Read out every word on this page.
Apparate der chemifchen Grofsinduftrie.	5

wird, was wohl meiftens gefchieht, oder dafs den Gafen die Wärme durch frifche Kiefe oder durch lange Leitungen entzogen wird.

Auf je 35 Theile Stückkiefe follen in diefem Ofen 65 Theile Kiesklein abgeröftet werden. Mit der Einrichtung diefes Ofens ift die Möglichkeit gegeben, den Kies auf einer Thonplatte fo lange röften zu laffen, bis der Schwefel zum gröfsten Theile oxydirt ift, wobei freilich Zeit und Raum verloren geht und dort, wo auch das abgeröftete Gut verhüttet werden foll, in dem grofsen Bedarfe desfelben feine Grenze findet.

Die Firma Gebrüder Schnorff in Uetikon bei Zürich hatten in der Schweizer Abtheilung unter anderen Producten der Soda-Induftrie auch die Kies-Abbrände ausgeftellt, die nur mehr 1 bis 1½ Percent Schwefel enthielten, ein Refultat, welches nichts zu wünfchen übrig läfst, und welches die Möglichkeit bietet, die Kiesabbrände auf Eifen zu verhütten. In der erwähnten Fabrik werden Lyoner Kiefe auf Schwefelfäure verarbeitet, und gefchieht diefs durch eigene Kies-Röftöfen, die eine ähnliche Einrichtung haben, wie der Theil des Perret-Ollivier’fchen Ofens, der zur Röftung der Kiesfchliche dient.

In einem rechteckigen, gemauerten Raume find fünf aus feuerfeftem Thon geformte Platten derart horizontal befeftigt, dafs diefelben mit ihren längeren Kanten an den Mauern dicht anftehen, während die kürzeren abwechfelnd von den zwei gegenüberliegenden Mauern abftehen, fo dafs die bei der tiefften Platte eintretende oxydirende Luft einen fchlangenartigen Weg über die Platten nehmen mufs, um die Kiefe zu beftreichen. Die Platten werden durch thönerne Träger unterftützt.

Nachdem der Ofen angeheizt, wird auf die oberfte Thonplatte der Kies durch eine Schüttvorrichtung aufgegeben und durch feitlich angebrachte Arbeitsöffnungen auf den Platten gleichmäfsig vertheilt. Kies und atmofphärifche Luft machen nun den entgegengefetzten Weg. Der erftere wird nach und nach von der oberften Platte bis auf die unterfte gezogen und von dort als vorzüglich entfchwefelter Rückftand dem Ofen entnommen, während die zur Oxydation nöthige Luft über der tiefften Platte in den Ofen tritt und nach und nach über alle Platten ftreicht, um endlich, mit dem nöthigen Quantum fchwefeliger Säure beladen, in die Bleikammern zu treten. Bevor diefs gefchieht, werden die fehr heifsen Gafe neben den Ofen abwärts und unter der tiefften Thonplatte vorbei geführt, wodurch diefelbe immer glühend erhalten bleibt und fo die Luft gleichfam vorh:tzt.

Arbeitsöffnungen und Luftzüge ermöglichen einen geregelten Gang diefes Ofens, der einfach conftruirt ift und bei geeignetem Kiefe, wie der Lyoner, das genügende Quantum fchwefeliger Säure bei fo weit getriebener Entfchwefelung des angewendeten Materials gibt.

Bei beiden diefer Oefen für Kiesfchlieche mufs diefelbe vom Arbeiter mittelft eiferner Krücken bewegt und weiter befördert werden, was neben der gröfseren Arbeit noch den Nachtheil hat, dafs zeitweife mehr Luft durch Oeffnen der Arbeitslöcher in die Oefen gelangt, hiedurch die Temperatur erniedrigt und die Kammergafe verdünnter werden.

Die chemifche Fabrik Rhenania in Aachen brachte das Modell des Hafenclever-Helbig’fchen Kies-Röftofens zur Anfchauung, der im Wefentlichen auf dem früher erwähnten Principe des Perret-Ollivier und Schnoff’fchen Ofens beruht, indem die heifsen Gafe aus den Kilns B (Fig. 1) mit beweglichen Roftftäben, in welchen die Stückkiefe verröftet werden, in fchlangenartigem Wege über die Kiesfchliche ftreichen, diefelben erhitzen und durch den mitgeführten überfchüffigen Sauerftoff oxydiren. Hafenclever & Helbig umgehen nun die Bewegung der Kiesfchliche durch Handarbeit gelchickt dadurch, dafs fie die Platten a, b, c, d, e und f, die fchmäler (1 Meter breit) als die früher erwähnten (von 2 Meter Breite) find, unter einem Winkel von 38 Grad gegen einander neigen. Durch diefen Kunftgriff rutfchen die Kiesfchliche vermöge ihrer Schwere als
_ _ _ _
- _Objective_:
Extract the entries above verbatim.

- _Finished exercise_:
Read out every word on this page.
Apparate der chemifchen Grofsinduftrie.	5

wird, was wohl meiftens gefchieht, oder dafs den Gafen die Wärme durch frifche Kiefe oder durch lange Leitungen entzogen wird.

Auf je 35 Theile Stückkiefe follen in diefem Ofen 65 Theile Kiesklein abgeröftet werden. Mit der Einrichtung diefes Ofens ift die Möglichkeit gegeben, den Kies auf einer Thonplatte fo lange röften zu laffen, bis der Schwefel zum gröfsten Theile oxydirt ift, wobei freilich Zeit und Raum verloren geht und dort, wo auch das abgeröftete Gut verhüttet werden foll, in dem grofsen Bedarfe desfelben feine Grenze findet.

Die Firma Gebrüder Schnorff in Uetikon bei Zürich hatten in der Schweizer Abtheilung unter anderen Producten der Soda-Induftrie auch die Kies-Abbrände ausgeftellt, die nur mehr 1 bis 1½ Percent Schwefel enthielten, ein Refultat, welches nichts zu wünfchen übrig läfst, und welches die Möglichkeit bietet, die Kiesabbrände auf Eifen zu verhütten. In der erwähnten Fabrik werden Lyoner Kiefe auf Schwefelfäure verarbeitet, und gefchieht diefs durch eigene Kies-Röftöfen, die eine ähnliche Einrichtung haben, wie der Theil des Perret-Ollivier’fchen Ofens, der zur Röftung der Kiesfchliche dient.

In einem rechteckigen, gemauerten Raume find fünf aus feuerfeftem Thon geformte Platten derart horizontal befeftigt, dafs diefelben mit ihren längeren Kanten an den Mauern dicht anftehen, während die kürzeren abwechfelnd von den zwei gegenüberliegenden Mauern abftehen, fo dafs die bei der tiefften Platte eintretende oxydirende Luft einen fchlangenartigen Weg über die Platten nehmen mufs, um die Kiefe zu beftreichen. Die Platten werden durch thönerne Träger unterftützt.

Nachdem der Ofen angeheizt, wird auf die oberfte Thonplatte der Kies durch eine Schüttvorrichtung aufgegeben und durch feitlich angebrachte Arbeitsöffnungen auf den Platten gleichmäfsig vertheilt. Kies und atmofphärifche Luft machen nun den entgegengefetzten Weg. Der erftere wird nach und nach von der oberften Platte bis auf die unterfte gezogen und von dort als vorzüglich entfchwefelter Rückftand dem Ofen entnommen, während die zur Oxydation nöthige Luft über der tiefften Platte in den Ofen tritt und nach und nach über alle Platten ftreicht, um endlich, mit dem nöthigen Quantum fchwefeliger Säure beladen, in die Bleikammern zu treten. Bevor diefs gefchieht, werden die fehr heifsen Gafe neben den Ofen abwärts und unter der tiefften Thonplatte vorbei geführt, wodurch diefelbe immer glühend erhalten bleibt und fo die Luft gleichfam vorh:tzt.

Arbeitsöffnungen und Luftzüge ermöglichen einen geregelten Gang diefes Ofens, der einfach conftruirt ift und bei geeignetem Kiefe, wie der Lyoner, das genügende Quantum fchwefeliger Säure bei fo weit getriebener Entfchwefelung des angewendeten Materials gibt.

Bei beiden diefer Oefen für Kiesfchlieche mufs diefelbe vom Arbeiter mittelft eiferner Krücken bewegt und weiter befördert werden, was neben der gröfseren Arbeit noch den Nachtheil hat, dafs zeitweife mehr Luft durch Oeffnen der Arbeitslöcher in die Oefen gelangt, hiedurch die Temperatur erniedrigt und die Kammergafe verdünnter werden.

Die chemifche Fabrik Rhenania in Aachen brachte das Modell des Hafenclever-Helbig’fchen Kies-Röftofens zur Anfchauung, der im Wefentlichen auf dem früher erwähnten Principe des Perret-Ollivier und Schnoff’fchen Ofens beruht, indem die heifsen Gafe aus den Kilns B (Fig. 1) mit beweglichen Roftftäben, in welchen die Stückkiefe verröftet werden, in fchlangenartigem Wege über die Kiesfchliche ftreichen, diefelben erhitzen und durch den mitgeführten überfchüffigen Sauerftoff oxydiren. Hafenclever & Helbig umgehen nun die Bewegung der Kiesfchliche durch Handarbeit gelchickt dadurch, dafs fie die Platten a, b, c, d, e und f, die fchmäler (1 Meter breit) als die früher erwähnten (von 2 Meter Breite) find, unter einem Winkel von 38 Grad gegen einander neigen. Durch diefen Kunftgriff rutfchen die Kiesfchliche vermöge ihrer Schwere als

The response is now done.